## [EXERCISE INSTRUCTIONS]
Arrange the lines of the listing below, from its first line up to and including the line that contains "family-silhouette-shapes bbox=[479, 145, 671, 508]", as a JSON list of strings with one string per line, omitting any blank lines.

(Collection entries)
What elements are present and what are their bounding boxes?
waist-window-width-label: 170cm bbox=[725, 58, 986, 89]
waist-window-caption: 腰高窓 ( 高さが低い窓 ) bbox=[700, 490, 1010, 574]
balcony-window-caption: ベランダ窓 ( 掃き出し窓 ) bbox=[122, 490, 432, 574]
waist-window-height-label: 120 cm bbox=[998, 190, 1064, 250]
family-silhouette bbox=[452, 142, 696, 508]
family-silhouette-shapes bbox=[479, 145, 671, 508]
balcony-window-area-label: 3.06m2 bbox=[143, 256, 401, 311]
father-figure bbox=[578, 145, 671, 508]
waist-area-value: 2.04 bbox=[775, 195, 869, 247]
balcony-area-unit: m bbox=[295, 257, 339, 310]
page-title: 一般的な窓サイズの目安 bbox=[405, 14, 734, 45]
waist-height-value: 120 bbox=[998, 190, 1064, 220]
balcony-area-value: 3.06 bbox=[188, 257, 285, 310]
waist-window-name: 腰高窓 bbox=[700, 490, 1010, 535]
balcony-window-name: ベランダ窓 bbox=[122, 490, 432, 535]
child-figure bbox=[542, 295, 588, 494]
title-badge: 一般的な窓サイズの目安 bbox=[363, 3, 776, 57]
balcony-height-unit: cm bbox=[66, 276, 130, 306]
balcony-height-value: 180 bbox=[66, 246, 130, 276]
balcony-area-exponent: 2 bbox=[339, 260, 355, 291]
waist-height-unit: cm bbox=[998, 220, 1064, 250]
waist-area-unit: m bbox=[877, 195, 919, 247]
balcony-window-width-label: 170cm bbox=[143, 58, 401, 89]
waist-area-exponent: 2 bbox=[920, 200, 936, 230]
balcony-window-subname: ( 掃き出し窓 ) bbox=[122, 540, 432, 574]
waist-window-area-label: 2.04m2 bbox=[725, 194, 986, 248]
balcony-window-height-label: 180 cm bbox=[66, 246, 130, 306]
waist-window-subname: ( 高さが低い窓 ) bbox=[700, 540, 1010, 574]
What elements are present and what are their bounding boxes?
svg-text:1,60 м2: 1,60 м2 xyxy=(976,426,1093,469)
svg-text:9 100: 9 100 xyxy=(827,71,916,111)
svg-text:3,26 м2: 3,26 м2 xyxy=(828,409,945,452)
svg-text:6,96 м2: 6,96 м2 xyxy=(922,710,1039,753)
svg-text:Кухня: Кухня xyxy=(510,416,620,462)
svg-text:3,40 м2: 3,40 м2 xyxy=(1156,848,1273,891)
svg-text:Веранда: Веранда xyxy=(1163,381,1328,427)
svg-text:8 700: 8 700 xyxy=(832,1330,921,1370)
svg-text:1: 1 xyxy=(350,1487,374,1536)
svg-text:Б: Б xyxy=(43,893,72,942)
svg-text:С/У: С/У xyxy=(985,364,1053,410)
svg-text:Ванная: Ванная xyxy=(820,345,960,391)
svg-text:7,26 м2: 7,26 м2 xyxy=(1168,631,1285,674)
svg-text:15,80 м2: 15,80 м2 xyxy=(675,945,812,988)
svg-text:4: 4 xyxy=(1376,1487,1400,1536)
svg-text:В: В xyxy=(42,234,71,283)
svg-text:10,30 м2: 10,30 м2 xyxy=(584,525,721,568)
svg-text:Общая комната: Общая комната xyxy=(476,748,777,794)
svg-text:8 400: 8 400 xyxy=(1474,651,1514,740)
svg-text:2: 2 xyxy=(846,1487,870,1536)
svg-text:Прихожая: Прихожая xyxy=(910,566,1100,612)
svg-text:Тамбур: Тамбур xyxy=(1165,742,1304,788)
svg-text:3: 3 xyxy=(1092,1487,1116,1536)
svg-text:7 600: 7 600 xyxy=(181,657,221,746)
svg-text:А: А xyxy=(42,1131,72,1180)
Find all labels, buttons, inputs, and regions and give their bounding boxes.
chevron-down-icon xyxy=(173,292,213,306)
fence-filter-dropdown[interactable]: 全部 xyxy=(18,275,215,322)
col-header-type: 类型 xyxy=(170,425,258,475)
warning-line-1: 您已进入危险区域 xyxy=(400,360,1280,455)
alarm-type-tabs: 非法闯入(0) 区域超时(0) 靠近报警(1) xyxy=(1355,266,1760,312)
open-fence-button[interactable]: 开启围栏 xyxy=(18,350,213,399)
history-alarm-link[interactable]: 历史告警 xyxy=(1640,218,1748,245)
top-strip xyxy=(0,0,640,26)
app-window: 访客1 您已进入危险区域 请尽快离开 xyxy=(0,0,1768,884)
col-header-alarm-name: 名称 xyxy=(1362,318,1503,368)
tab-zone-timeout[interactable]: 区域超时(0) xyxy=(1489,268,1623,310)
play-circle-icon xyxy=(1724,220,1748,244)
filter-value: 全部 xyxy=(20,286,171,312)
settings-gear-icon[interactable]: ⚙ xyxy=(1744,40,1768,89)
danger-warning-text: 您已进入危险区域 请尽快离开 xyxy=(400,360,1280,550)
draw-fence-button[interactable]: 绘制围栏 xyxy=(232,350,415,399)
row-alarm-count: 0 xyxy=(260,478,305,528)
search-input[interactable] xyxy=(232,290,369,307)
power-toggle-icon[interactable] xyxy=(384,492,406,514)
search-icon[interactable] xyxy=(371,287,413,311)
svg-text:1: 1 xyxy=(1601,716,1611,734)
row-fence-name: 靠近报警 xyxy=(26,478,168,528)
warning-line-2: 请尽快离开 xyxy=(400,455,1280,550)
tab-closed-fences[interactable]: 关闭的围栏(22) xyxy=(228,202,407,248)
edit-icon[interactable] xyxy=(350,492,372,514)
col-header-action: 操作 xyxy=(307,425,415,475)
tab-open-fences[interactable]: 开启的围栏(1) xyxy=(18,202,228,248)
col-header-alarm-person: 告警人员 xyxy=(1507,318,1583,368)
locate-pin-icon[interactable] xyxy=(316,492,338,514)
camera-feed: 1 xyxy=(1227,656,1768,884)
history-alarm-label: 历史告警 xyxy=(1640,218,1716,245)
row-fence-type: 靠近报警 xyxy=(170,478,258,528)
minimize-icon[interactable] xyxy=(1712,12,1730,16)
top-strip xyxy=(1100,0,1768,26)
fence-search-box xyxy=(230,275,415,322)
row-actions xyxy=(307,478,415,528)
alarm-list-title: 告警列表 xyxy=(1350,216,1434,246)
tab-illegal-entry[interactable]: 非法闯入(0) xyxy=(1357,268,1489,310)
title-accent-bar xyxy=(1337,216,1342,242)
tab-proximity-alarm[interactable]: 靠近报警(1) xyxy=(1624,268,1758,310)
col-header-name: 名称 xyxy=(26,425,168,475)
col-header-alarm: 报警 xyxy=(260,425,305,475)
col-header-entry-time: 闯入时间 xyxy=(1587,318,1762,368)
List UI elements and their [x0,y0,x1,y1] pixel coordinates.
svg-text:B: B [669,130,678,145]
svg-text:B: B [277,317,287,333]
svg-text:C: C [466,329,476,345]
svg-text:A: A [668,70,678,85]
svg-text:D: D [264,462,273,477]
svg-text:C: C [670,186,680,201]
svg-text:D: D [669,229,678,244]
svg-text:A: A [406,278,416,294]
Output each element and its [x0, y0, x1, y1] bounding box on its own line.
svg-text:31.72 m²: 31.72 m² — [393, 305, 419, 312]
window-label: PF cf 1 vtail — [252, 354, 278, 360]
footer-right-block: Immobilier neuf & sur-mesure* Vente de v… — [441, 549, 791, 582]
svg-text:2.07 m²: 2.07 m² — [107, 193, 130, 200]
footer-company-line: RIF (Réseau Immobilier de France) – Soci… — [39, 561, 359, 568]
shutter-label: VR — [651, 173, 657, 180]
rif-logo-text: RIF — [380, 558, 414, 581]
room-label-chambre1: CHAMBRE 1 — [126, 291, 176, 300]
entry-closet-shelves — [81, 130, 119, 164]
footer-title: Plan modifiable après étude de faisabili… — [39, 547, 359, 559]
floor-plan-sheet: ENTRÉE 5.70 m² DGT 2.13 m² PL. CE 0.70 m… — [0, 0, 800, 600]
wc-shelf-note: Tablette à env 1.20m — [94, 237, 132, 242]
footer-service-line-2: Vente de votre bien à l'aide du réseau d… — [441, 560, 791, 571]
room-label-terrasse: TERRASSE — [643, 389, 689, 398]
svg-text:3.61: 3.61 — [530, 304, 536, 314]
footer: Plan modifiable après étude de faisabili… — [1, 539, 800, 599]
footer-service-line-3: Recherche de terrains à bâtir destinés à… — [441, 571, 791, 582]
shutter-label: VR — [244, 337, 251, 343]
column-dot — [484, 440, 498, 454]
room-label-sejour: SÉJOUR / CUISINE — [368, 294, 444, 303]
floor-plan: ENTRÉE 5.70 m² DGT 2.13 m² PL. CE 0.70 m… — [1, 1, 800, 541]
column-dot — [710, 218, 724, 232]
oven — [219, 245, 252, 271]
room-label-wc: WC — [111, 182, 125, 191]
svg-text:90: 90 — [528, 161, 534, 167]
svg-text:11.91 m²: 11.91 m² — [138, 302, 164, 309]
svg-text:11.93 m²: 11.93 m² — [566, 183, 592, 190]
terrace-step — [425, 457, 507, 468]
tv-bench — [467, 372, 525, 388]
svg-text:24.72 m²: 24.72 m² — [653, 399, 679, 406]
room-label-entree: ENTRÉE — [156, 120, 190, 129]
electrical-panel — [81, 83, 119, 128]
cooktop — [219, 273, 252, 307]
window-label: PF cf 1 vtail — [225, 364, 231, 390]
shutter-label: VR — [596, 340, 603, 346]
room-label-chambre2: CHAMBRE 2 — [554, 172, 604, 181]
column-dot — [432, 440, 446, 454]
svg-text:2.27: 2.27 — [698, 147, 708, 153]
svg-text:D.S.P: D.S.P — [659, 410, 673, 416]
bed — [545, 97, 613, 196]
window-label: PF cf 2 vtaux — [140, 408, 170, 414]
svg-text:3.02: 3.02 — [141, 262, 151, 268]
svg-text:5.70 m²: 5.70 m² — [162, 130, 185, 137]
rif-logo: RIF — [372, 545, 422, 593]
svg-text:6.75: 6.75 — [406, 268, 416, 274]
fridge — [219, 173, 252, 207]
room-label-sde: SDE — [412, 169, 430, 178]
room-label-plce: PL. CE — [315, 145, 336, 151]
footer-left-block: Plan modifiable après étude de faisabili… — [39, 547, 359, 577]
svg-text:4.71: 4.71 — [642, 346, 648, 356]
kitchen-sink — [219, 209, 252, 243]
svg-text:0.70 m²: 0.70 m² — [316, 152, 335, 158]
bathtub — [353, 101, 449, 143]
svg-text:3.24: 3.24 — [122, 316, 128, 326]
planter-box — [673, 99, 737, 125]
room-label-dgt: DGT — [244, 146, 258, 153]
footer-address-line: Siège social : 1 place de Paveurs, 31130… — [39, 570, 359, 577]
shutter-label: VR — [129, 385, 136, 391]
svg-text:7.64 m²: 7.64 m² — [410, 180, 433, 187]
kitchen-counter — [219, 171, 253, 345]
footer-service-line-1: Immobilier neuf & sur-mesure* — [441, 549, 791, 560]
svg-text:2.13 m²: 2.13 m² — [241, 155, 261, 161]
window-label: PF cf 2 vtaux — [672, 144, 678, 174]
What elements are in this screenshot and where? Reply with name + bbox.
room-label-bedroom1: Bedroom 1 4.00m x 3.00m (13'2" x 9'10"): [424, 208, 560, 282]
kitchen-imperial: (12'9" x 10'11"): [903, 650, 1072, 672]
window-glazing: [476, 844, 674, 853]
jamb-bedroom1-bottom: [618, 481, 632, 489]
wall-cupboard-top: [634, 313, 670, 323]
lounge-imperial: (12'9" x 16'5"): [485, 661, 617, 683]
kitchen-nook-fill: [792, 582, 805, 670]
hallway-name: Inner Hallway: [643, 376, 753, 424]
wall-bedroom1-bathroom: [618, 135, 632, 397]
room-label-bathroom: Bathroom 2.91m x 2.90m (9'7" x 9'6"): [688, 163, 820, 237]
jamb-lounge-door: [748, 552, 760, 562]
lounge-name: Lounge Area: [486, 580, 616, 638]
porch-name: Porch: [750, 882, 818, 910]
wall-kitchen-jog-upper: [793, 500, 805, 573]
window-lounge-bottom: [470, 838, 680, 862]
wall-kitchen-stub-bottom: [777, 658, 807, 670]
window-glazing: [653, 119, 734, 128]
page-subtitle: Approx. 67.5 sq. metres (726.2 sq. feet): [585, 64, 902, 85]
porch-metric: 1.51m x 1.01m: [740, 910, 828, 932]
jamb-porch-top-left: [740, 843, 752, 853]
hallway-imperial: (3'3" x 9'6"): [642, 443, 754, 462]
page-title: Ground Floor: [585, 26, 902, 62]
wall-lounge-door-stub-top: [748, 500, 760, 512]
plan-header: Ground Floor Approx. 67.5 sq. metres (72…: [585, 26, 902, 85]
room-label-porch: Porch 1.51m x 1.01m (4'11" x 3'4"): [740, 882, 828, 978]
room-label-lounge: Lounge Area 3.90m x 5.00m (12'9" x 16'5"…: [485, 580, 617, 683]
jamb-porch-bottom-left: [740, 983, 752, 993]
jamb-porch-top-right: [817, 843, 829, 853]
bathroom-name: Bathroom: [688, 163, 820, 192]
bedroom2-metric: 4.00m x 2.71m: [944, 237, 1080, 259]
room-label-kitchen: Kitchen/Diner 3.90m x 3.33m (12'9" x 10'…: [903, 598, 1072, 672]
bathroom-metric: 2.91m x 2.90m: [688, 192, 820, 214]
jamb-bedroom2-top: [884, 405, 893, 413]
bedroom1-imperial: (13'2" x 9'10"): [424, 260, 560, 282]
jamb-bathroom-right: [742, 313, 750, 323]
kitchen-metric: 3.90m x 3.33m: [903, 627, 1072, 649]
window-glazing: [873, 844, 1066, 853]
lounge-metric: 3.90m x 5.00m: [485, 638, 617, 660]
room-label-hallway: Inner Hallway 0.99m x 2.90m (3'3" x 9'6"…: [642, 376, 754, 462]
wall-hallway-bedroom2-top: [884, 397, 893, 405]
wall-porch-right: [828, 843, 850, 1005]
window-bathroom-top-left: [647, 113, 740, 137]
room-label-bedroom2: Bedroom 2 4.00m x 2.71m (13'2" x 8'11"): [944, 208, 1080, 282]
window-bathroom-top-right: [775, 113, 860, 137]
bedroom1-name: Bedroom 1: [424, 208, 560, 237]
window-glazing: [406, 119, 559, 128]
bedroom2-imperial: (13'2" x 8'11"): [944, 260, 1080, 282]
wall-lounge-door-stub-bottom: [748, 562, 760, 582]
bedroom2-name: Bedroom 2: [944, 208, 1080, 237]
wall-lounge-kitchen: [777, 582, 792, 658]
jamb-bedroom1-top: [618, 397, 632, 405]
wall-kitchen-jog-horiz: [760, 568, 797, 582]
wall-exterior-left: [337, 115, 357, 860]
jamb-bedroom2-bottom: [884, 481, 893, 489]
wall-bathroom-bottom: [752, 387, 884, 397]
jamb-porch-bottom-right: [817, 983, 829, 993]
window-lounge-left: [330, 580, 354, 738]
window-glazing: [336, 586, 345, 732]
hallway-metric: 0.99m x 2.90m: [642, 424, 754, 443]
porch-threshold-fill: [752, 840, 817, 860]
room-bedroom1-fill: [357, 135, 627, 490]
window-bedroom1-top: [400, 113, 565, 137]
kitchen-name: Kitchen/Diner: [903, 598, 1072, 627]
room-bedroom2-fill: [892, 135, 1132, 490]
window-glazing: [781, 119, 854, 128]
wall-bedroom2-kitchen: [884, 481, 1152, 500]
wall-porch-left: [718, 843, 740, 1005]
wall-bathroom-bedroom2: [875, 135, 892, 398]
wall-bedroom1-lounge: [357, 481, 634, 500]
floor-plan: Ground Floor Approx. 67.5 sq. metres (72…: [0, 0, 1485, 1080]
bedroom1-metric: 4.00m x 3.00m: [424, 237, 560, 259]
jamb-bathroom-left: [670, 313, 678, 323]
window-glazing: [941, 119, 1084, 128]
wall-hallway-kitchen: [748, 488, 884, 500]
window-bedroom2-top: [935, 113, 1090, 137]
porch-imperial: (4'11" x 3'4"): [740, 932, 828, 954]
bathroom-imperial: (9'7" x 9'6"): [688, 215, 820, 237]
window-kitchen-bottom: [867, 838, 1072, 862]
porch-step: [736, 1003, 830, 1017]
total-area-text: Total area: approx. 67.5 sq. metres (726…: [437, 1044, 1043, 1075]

## [REPLY]
[
  "What elements are present and what are their bounding boxes?",
  "waist-window-width-label: 170cm bbox=[725, 58, 986, 89]",
  "waist-window-caption: 腰高窓 ( 高さが低い窓 ) bbox=[700, 490, 1010, 574]",
  "balcony-window-caption: ベランダ窓 ( 掃き出し窓 ) bbox=[122, 490, 432, 574]",
  "waist-window-height-label: 120 cm bbox=[998, 190, 1064, 250]",
  "family-silhouette bbox=[452, 142, 696, 508]",
  "family-silhouette-shapes bbox=[479, 145, 671, 508]"
]